= WORK INSTRUCTIONS =
The data below needs to be returned exactly, line for line.

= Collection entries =
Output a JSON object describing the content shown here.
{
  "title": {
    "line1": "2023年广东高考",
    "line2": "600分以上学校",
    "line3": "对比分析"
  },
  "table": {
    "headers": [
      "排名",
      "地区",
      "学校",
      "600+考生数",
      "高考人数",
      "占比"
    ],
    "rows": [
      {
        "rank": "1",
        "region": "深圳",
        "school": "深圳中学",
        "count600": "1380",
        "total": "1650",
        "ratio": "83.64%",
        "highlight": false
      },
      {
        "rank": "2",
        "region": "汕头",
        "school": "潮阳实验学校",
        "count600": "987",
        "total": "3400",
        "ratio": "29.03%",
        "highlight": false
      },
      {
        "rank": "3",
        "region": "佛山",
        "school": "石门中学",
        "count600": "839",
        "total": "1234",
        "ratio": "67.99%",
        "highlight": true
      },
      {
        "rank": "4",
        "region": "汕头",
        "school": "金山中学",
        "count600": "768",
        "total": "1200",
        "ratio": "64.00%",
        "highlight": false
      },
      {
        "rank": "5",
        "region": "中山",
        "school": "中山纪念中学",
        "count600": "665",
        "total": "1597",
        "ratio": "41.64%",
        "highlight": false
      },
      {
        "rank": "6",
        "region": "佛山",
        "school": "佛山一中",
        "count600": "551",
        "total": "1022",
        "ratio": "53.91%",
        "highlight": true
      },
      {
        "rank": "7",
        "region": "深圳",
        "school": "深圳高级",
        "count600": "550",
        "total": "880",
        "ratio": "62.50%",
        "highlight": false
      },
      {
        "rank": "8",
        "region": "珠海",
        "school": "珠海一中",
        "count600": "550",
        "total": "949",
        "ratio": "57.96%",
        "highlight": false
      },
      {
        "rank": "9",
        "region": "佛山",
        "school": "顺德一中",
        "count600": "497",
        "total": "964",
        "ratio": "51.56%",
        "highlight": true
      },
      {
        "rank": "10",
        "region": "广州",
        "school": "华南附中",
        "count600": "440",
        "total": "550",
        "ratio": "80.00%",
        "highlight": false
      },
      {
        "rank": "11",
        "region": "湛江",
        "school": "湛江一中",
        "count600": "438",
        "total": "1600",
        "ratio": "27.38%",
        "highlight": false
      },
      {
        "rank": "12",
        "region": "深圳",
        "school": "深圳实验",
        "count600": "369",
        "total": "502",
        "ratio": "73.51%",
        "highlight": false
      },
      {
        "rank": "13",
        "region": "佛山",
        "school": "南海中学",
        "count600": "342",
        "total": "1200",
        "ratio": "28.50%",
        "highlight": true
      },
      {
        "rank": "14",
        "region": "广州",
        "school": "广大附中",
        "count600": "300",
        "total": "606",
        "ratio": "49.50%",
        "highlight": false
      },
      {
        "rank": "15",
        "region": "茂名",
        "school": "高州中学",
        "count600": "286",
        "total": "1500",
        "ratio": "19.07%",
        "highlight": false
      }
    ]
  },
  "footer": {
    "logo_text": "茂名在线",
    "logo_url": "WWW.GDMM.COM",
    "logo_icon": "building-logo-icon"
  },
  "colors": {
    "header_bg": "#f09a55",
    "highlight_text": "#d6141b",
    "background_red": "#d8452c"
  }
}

= RESULT OF THIS TASK =
Output a JSON object describing the content shown here.
{
  "title": {
    "line1": "2023年广东高考",
    "line2": "600分以上学校",
    "line3": "对比分析"
  },
  "table": {
    "headers": [
      "排名",
      "地区",
      "学校",
      "600+考生数",
      "高考人数",
      "占比"
    ],
    "rows": [
      {
        "rank": "1",
        "region": "深圳",
        "school": "深圳中学",
        "count600": "1380",
        "total": "1650",
        "ratio": "83.64%",
        "highlight": false
      },
      {
        "rank": "2",
        "region": "汕头",
        "school": "潮阳实验学校",
        "count600": "987",
        "total": "3400",
        "ratio": "29.03%",
        "highlight": false
      },
      {
        "rank": "3",
        "region": "佛山",
        "school": "石门中学",
        "count600": "839",
        "total": "1234",
        "ratio": "67.99%",
        "highlight": true
      },
      {
        "rank": "4",
        "region": "汕头",
        "school": "金山中学",
        "count600": "768",
        "total": "1200",
        "ratio": "64.00%",
        "highlight": false
      },
      {
        "rank": "5",
        "region": "中山",
        "school": "中山纪念中学",
        "count600": "665",
        "total": "1597",
        "ratio": "41.64%",
        "highlight": false
      },
      {
        "rank": "6",
        "region": "佛山",
        "school": "佛山一中",
        "count600": "551",
        "total": "1022",
        "ratio": "53.91%",
        "highlight": true
      },
      {
        "rank": "7",
        "region": "深圳",
        "school": "深圳高级",
        "count600": "550",
        "total": "880",
        "ratio": "62.50%",
        "highlight": false
      },
      {
        "rank": "8",
        "region": "珠海",
        "school": "珠海一中",
        "count600": "550",
        "total": "949",
        "ratio": "57.96%",
        "highlight": false
      },
      {
        "rank": "9",
        "region": "佛山",
        "school": "顺德一中",
        "count600": "497",
        "total": "964",
        "ratio": "51.56%",
        "highlight": true
      },
      {
        "rank": "10",
        "region": "广州",
        "school": "华南附中",
        "count600": "440",
        "total": "550",
        "ratio": "80.00%",
        "highlight": false
      },
      {
        "rank": "11",
        "region": "湛江",
        "school": "湛江一中",
        "count600": "438",
        "total": "1600",
        "ratio": "27.38%",
        "highlight": false
      },
      {
        "rank": "12",
        "region": "深圳",
        "school": "深圳实验",
        "count600": "369",
        "total": "502",
        "ratio": "73.51%",
        "highlight": false
      },
      {
        "rank": "13",
        "region": "佛山",
        "school": "南海中学",
        "count600": "342",
        "total": "1200",
        "ratio": "28.50%",
        "highlight": true
      },
      {
        "rank": "14",
        "region": "广州",
        "school": "广大附中",
        "count600": "300",
        "total": "606",
        "ratio": "49.50%",
        "highlight": false
      },
      {
        "rank": "15",
        "region": "茂名",
        "school": "高州中学",
        "count600": "286",
        "total": "1500",
        "ratio": "19.07%",
        "highlight": false
      }
    ]
  },
  "footer": {
    "logo_text": "茂名在线",
    "logo_url": "WWW.GDMM.COM",
    "logo_icon": "building-logo-icon"
  },
  "colors": {
    "header_bg": "#f09a55",
    "highlight_text": "#d6141b",
    "background_red": "#d8452c"
  }
}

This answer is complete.